-- Start Selected text --

But I think the boundary pushing was extremely valuable for seeing how far you could push a lot of these compile time ideas into a language that's ostensibly a traditional imperative language. The recent glut of new compiled languages probably owes quite a bit to seeing the potential of what can be done here mixed with the frustration of how complicated it makes things in C++.

Sorry, I thought my comment came out a bit too judgmental, so I nuked it. (I was saying that templates were mostly useful as simple parameterization, and that the only reason to master this stuff was to read other people's code.)
The key here is to be objective, not falling on a flame thread. C++ templates are ugly, I'm agree, but they are useful and heavily used. Lets make them simple to use with some abstractions.
Metaprogramming with Old C++: The Haskell Metaphor: https://github.com/mooseman/pdutils/blob/master/template_pse...
I've first encountered these techniques in Alexandrescu's Modern C++ Design. The most interesting for me was how one arrives to such solutions [in C++]. Later, I read SICP (which was the first time I touched FP) and everything got much more sense...
It's still the "obscure, magical, and freaking way to abuse the compiler it was at the beginning." It's just that the syntax for doing it has been improved. Just because term-rewriting systems are Turing complete doesn't mean one should program that way. Someday, someone may have to fix the code.

On the other hand, if you provide a full programming language, loops and all, at compile time, as LISP does, people go overboard with language extensions. LISP and PL/I were probably the last languages to go that far. There was a fad for "extensible languages" about 30 years ago, but it died out - programs were too hard to maintain.

Not sure you're caught up... http://clojure.org/

It's not the most popular language, but it's well respected for exactly the reasons you say LISP died out.

-- End Selected text --

**Written instruction**
In the thread on C++ templates, which book did one commenter first encounter these techniques in? The listing comes from a different source than the thread on C++ templates.

-- Start Material shown --

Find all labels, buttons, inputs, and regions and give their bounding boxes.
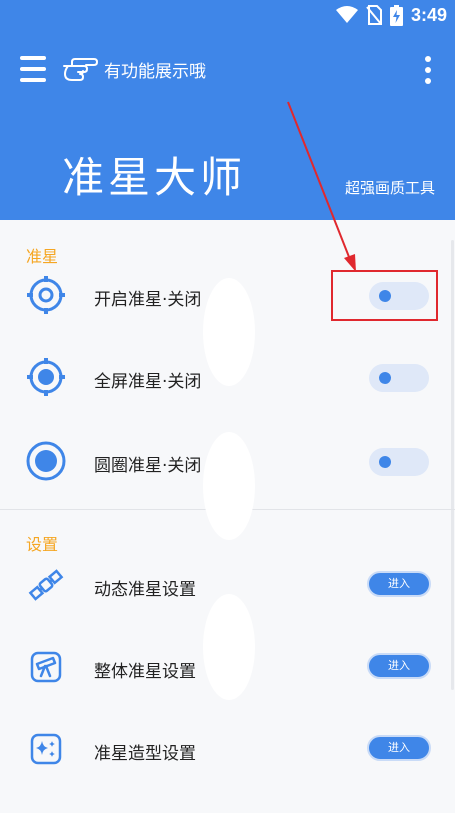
battery-charging-icon (389, 4, 403, 26)
toggle-switch-circle[interactable] (369, 448, 429, 476)
section-title-settings: 设置 (26, 535, 59, 554)
overlay-blur-blob (203, 432, 255, 540)
toggle-knob (379, 456, 391, 468)
more-dot (425, 56, 431, 62)
wifi-icon (335, 6, 358, 23)
toggle-switch-fullscreen[interactable] (369, 364, 429, 392)
row-label: 全屏准星·关闭 (94, 372, 202, 392)
more-dot (425, 67, 431, 73)
overlay-blur-blob (203, 278, 255, 386)
status-bar: 3:49 (0, 0, 455, 30)
app-subtitle: 超强画质工具 (344, 179, 435, 197)
overlay-blur-blob (203, 594, 255, 700)
menu-icon-bar (20, 67, 46, 71)
menu-button[interactable] (20, 56, 48, 82)
hint-text: 有功能展示哦 (104, 61, 206, 82)
satellite-icon (28, 569, 64, 601)
status-clock: 3:49 (410, 4, 447, 25)
settings-row-style: 准星造型设置 进入 (0, 719, 455, 779)
annotation-highlight-box (331, 270, 438, 321)
status-icons: 3:49 (335, 4, 447, 26)
app-header: 3:49 有功能展示哦 准星大师 超强画质工具 (0, 0, 455, 220)
more-options-button[interactable] (423, 56, 433, 84)
app-title: 准星大师 (62, 153, 247, 202)
row-label: 准星造型设置 (94, 744, 196, 764)
pointing-hand-icon (63, 58, 98, 81)
row-label: 圆圈准星·关闭 (94, 456, 202, 476)
enter-button-style[interactable]: 进入 (367, 735, 431, 761)
app-bar: 有功能展示哦 (0, 44, 455, 94)
feature-hint[interactable]: 有功能展示哦 (62, 54, 206, 84)
row-label: 开启准星·关闭 (94, 290, 202, 310)
sparkle-icon (30, 733, 62, 765)
section-title-crosshair: 准星 (26, 247, 59, 266)
toggle-knob (379, 372, 391, 384)
menu-icon-bar (20, 78, 46, 82)
row-label: 整体准星设置 (94, 662, 196, 682)
telescope-icon (30, 651, 62, 683)
more-dot (425, 78, 431, 84)
crosshair-ring-icon (27, 276, 65, 314)
menu-icon-bar (20, 56, 46, 60)
enter-button-dynamic[interactable]: 进入 (367, 571, 431, 597)
crosshair-filled-icon (27, 358, 65, 396)
row-label: 动态准星设置 (94, 580, 196, 600)
enter-button-overall[interactable]: 进入 (367, 653, 431, 679)
no-sim-icon (366, 5, 382, 25)
circle-dot-icon (26, 441, 66, 481)
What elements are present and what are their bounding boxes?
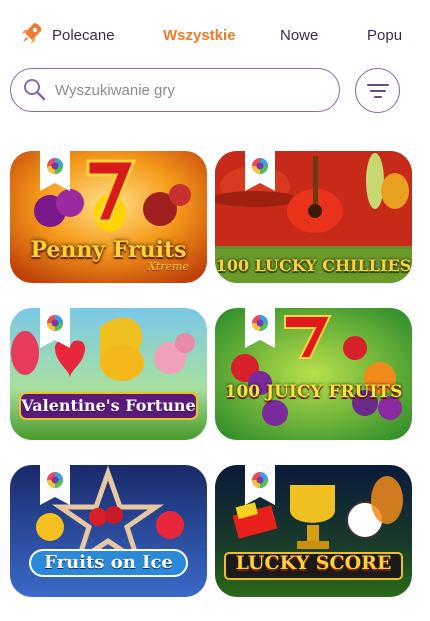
tab-polecane[interactable]: Polecane	[22, 23, 115, 44]
provider-badge-icon	[245, 151, 275, 191]
provider-badge-icon	[245, 308, 275, 348]
game-card-100-juicy-fruits[interactable]: 100 JUICY FRUITS	[215, 308, 412, 440]
search-icon	[24, 79, 46, 101]
search-bar	[10, 68, 340, 112]
game-card-valentines-fortune[interactable]: Valentine's Fortune	[10, 308, 207, 440]
game-subtitle: Xtreme	[148, 260, 189, 273]
game-card-lucky-score[interactable]: LUCKY SCORE	[215, 465, 412, 597]
tab-polecane-label: Polecane	[52, 27, 115, 44]
provider-badge-icon	[245, 465, 275, 505]
filter-button[interactable]	[355, 68, 400, 113]
tab-nowe[interactable]: Nowe	[280, 27, 318, 44]
filter-icon	[366, 83, 389, 98]
provider-badge-icon	[40, 465, 70, 505]
game-title: 100 JUICY FRUITS	[224, 382, 403, 402]
game-title: 100 LUCKY CHILLIES	[215, 256, 412, 275]
game-title: Valentine's Fortune	[21, 396, 196, 415]
provider-badge-icon	[40, 151, 70, 191]
search-input[interactable]	[55, 81, 315, 99]
game-title: Fruits on Ice	[44, 552, 173, 573]
category-tabs: Polecane Wszystkie Nowe Popu	[0, 0, 430, 70]
rocket-icon	[22, 23, 42, 43]
provider-badge-icon	[40, 308, 70, 348]
game-card-fruits-on-ice[interactable]: Fruits on Ice	[10, 465, 207, 597]
tab-wszystkie[interactable]: Wszystkie	[163, 27, 236, 44]
game-card-100-lucky-chillies[interactable]: 100 LUCKY CHILLIES	[215, 151, 412, 283]
tab-popularne-label: Popu	[367, 27, 403, 44]
tab-popularne[interactable]: Popu	[367, 27, 402, 44]
tab-nowe-label: Nowe	[280, 27, 319, 44]
tab-wszystkie-label: Wszystkie	[163, 27, 236, 44]
game-card-penny-fruits[interactable]: Penny Fruits Xtreme	[10, 151, 207, 283]
game-title: LUCKY SCORE	[235, 552, 392, 574]
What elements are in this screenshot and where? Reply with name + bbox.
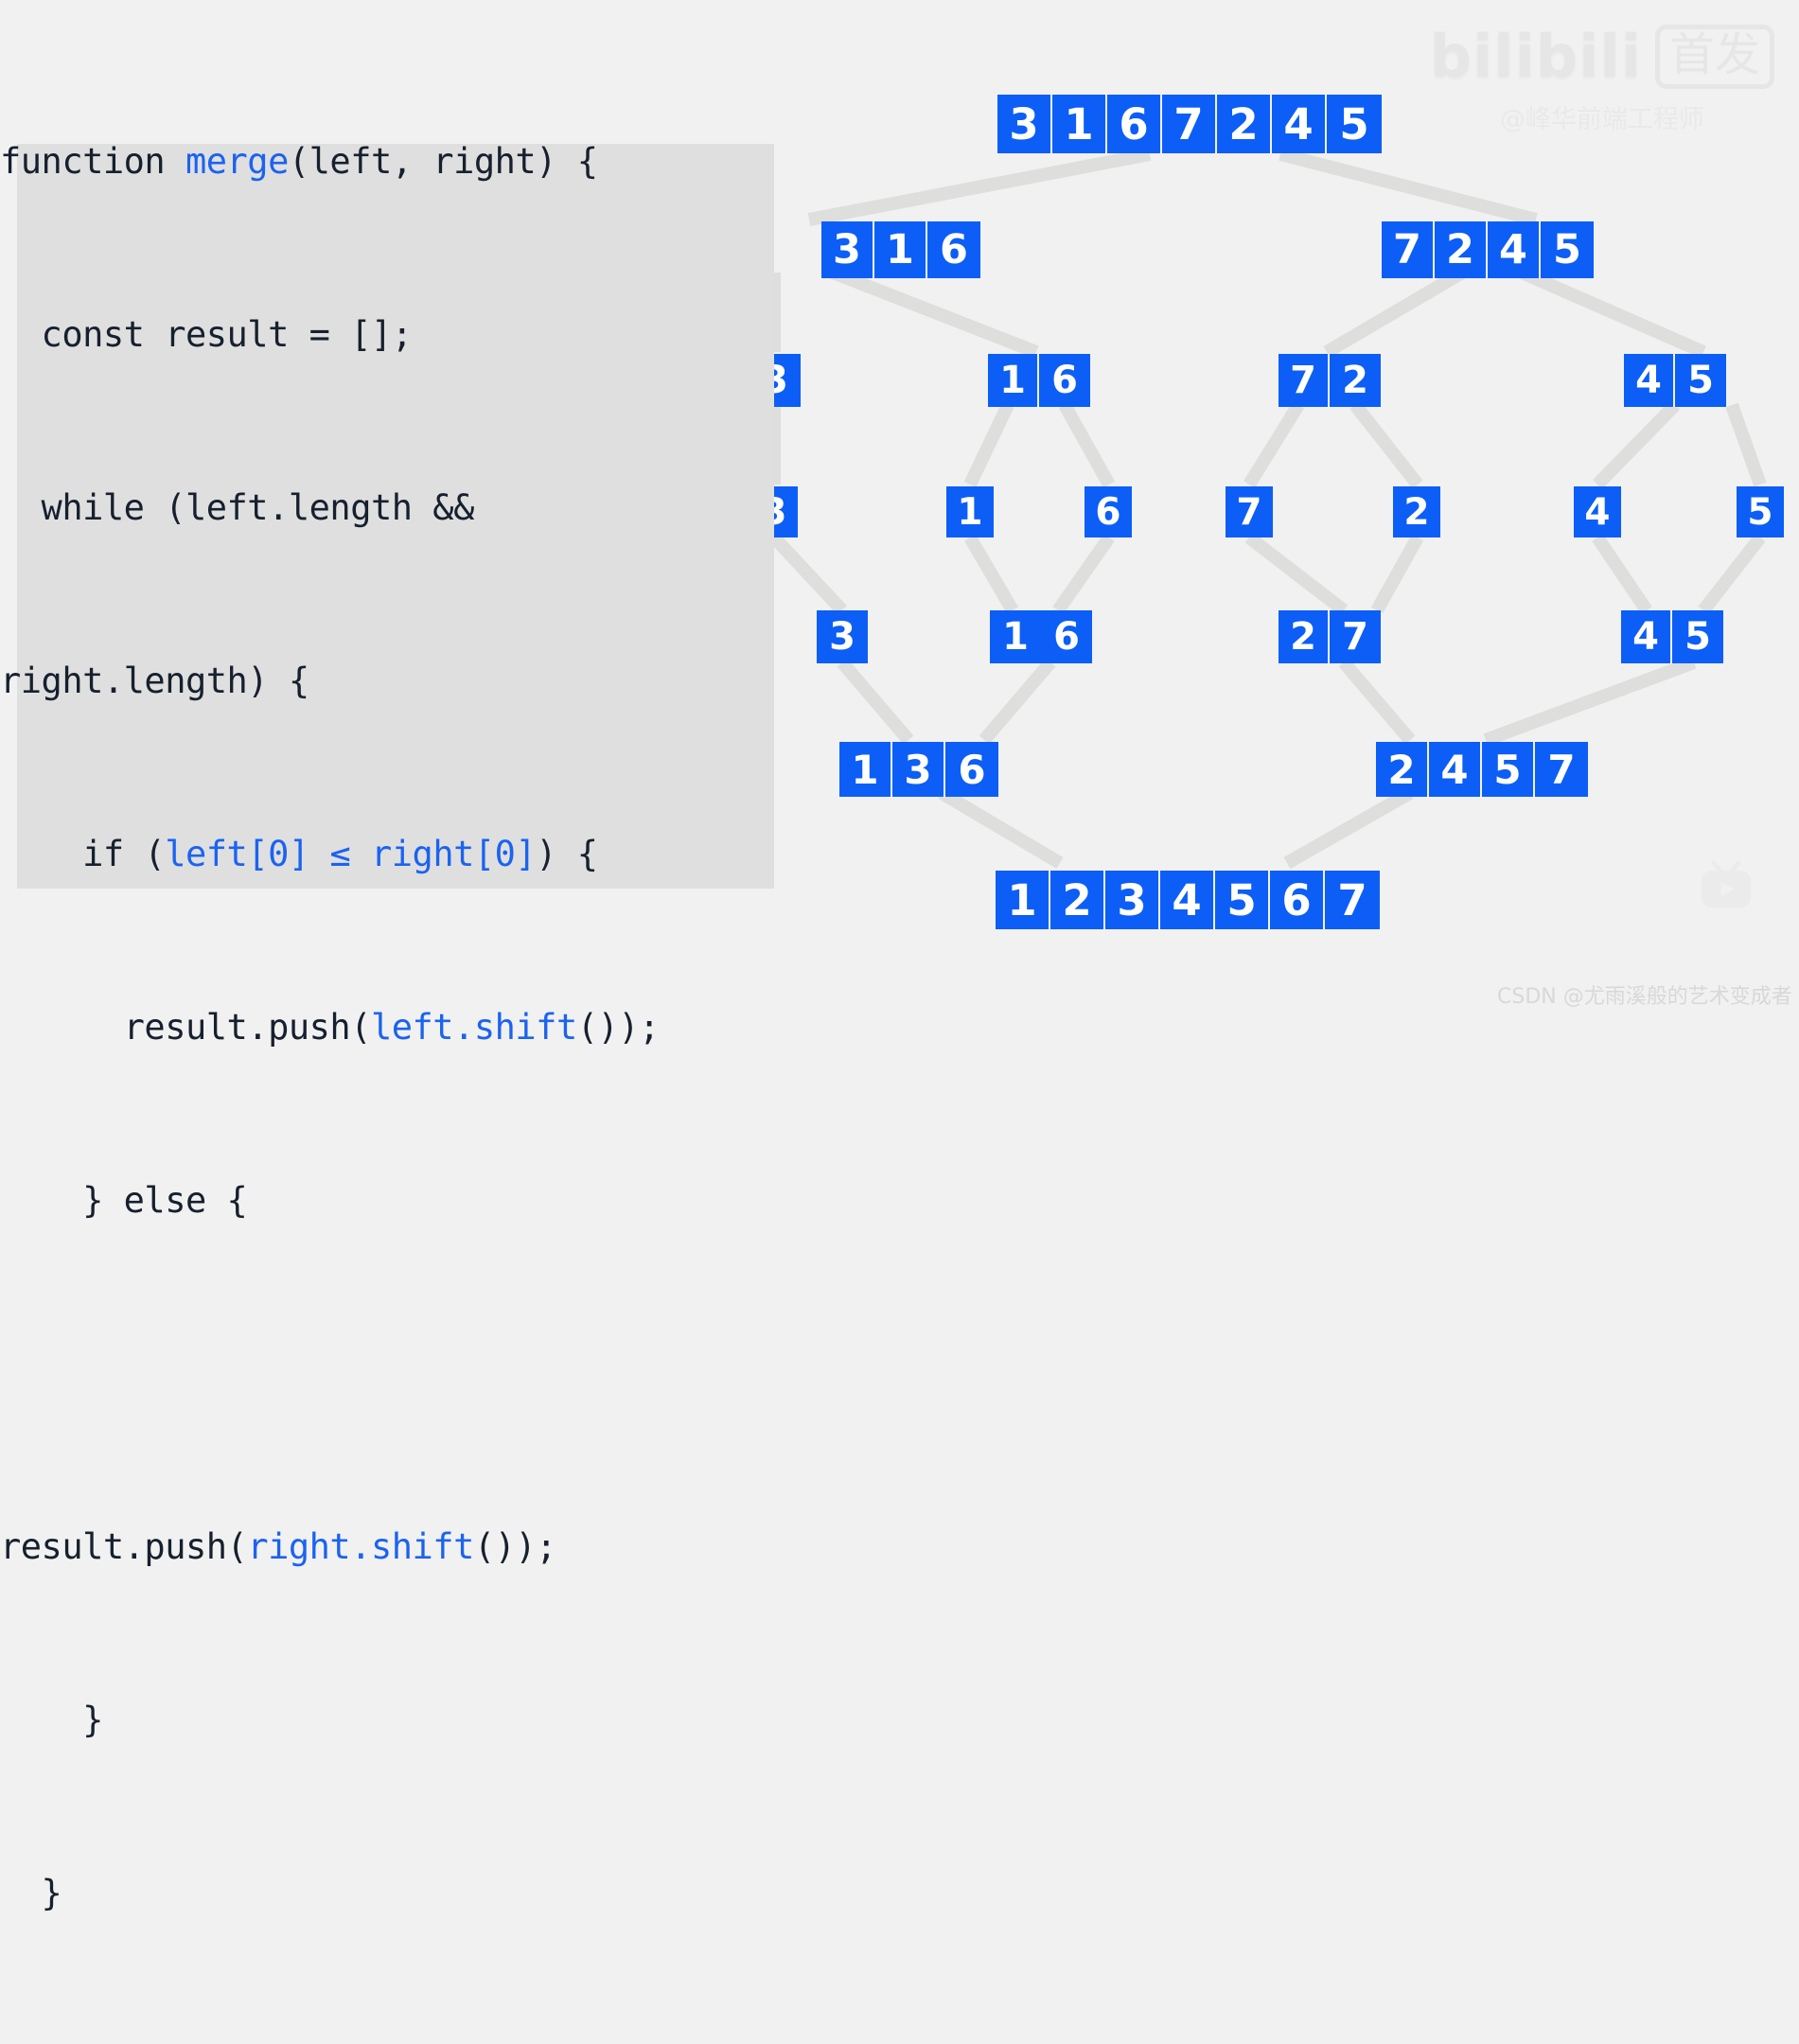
code-line-10: }: [0, 1700, 103, 1740]
array-cell: 5: [1327, 95, 1382, 153]
array-cell: 6: [1039, 354, 1090, 407]
array-cell: 4: [1624, 354, 1675, 407]
array-cell: 2: [1279, 610, 1330, 663]
code-line-3: while (left.length &&: [0, 487, 475, 528]
array-cell: 1: [946, 486, 994, 537]
array-cell: 7: [1535, 742, 1588, 797]
array-node-split-level-0-0: 3167245: [997, 95, 1382, 153]
array-cell: 2: [1435, 221, 1488, 278]
code-line-5: if (left[0] ≤ right[0]) {: [0, 834, 598, 874]
array-node-merge-level-2-1: 16: [990, 610, 1092, 663]
array-cell: 4: [1574, 486, 1621, 537]
array-cell: 6: [1041, 610, 1092, 663]
array-node-split-level-3-2: 6: [1085, 486, 1132, 537]
bilibili-handle: @峰华前端工程师: [1499, 105, 1704, 135]
array-node-merge-level-2-3: 45: [1621, 610, 1723, 663]
array-node-merge-level-1-1: 2457: [1376, 742, 1588, 797]
array-cell: 2: [1376, 742, 1429, 797]
array-cell: 2: [1393, 486, 1440, 537]
array-cell: 2: [1217, 95, 1272, 153]
array-cell: 3: [821, 221, 874, 278]
array-cell: 5: [1675, 354, 1726, 407]
array-cell: 5: [1215, 871, 1270, 929]
bilibili-watermark: bilibili 首发 @峰华前端工程师: [1430, 25, 1774, 135]
array-node-merge-level-2-0: 3: [817, 610, 868, 663]
array-cell: 2: [1330, 354, 1381, 407]
array-cell: 4: [1621, 610, 1672, 663]
array-cell: 5: [1737, 486, 1784, 537]
code-line-7: } else {: [0, 1180, 248, 1221]
array-node-split-level-2-1: 16: [988, 354, 1090, 407]
array-cell: 7: [1226, 486, 1273, 537]
code-line-4: right.length) {: [0, 661, 309, 701]
array-cell: 1: [988, 354, 1039, 407]
array-node-split-level-3-5: 4: [1574, 486, 1621, 537]
array-cell: 1: [839, 742, 892, 797]
code-line-6: result.push(left.shift());: [0, 1007, 661, 1048]
array-cell: 6: [1270, 871, 1325, 929]
csdn-watermark: CSDN @尤雨溪般的艺术变成者: [1497, 985, 1792, 1009]
array-node-split-level-1-0: 316: [821, 221, 980, 278]
array-cell: 5: [1482, 742, 1535, 797]
array-cell: 3: [1105, 871, 1160, 929]
array-cell: 1: [996, 871, 1050, 929]
array-cell: 7: [1330, 610, 1381, 663]
array-node-split-level-3-6: 5: [1737, 486, 1784, 537]
code-line-12: while (left.length): [0, 2037, 785, 2044]
code-line-2: const result = [];: [0, 314, 413, 355]
bilibili-tv-play-icon: [1701, 860, 1752, 908]
array-cell: 6: [927, 221, 980, 278]
code-line-9: result.push(right.shift());: [0, 1526, 556, 1567]
array-node-merge-level-2-2: 27: [1279, 610, 1381, 663]
code-line-11: }: [0, 1873, 62, 1913]
array-node-merge-level-0-0: 1234567: [996, 871, 1380, 929]
bilibili-logo-row: bilibili 首发: [1429, 22, 1774, 92]
array-cell: 7: [1325, 871, 1380, 929]
array-cell: 3: [817, 610, 868, 663]
array-node-split-level-2-2: 72: [1279, 354, 1381, 407]
array-cell: 7: [1382, 221, 1435, 278]
array-node-split-level-3-1: 1: [946, 486, 994, 537]
array-cell: 7: [1162, 95, 1217, 153]
array-node-split-level-2-3: 45: [1624, 354, 1726, 407]
array-node-merge-level-1-0: 136: [839, 742, 998, 797]
bilibili-logo-text: bilibili: [1429, 22, 1642, 92]
code-panel: function merge(left, right) { const resu…: [0, 0, 785, 1913]
code-listing: function merge(left, right) { const resu…: [0, 0, 785, 2044]
array-cell: 1: [1052, 95, 1107, 153]
array-cell: 3: [997, 95, 1052, 153]
array-cell: 4: [1160, 871, 1215, 929]
array-cell: 1: [990, 610, 1041, 663]
array-cell: 7: [1279, 354, 1330, 407]
array-node-split-level-3-4: 2: [1393, 486, 1440, 537]
array-cell: 3: [892, 742, 945, 797]
array-node-split-level-3-3: 7: [1226, 486, 1273, 537]
array-cell: 4: [1272, 95, 1327, 153]
array-cell: 5: [1672, 610, 1723, 663]
array-cell: 4: [1488, 221, 1541, 278]
array-cell: 6: [1085, 486, 1132, 537]
code-line-1: function merge(left, right) {: [0, 141, 598, 182]
bilibili-badge: 首发: [1654, 25, 1774, 90]
array-cell: 6: [945, 742, 998, 797]
array-cell: 4: [1429, 742, 1482, 797]
array-node-split-level-1-1: 7245: [1382, 221, 1594, 278]
array-cell: 6: [1107, 95, 1162, 153]
array-cell: 2: [1050, 871, 1105, 929]
array-cell: 5: [1541, 221, 1594, 278]
array-cell: 1: [874, 221, 927, 278]
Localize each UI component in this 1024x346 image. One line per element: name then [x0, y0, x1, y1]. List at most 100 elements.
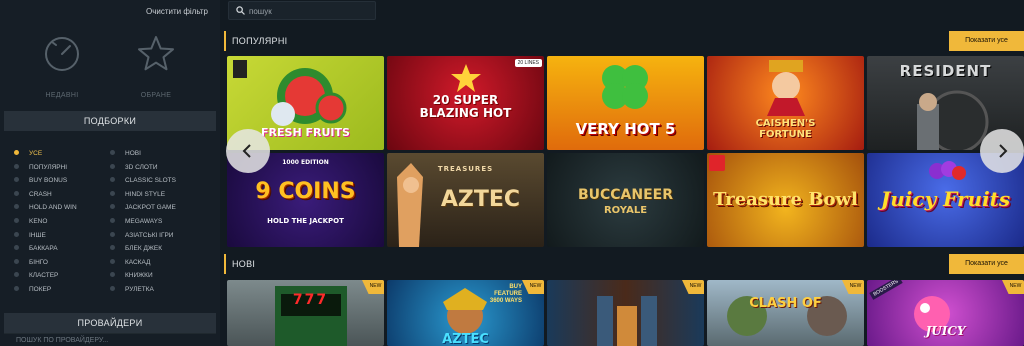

-- End Material shown --

**Task result**
Alexandrescu's Modern C++ Design.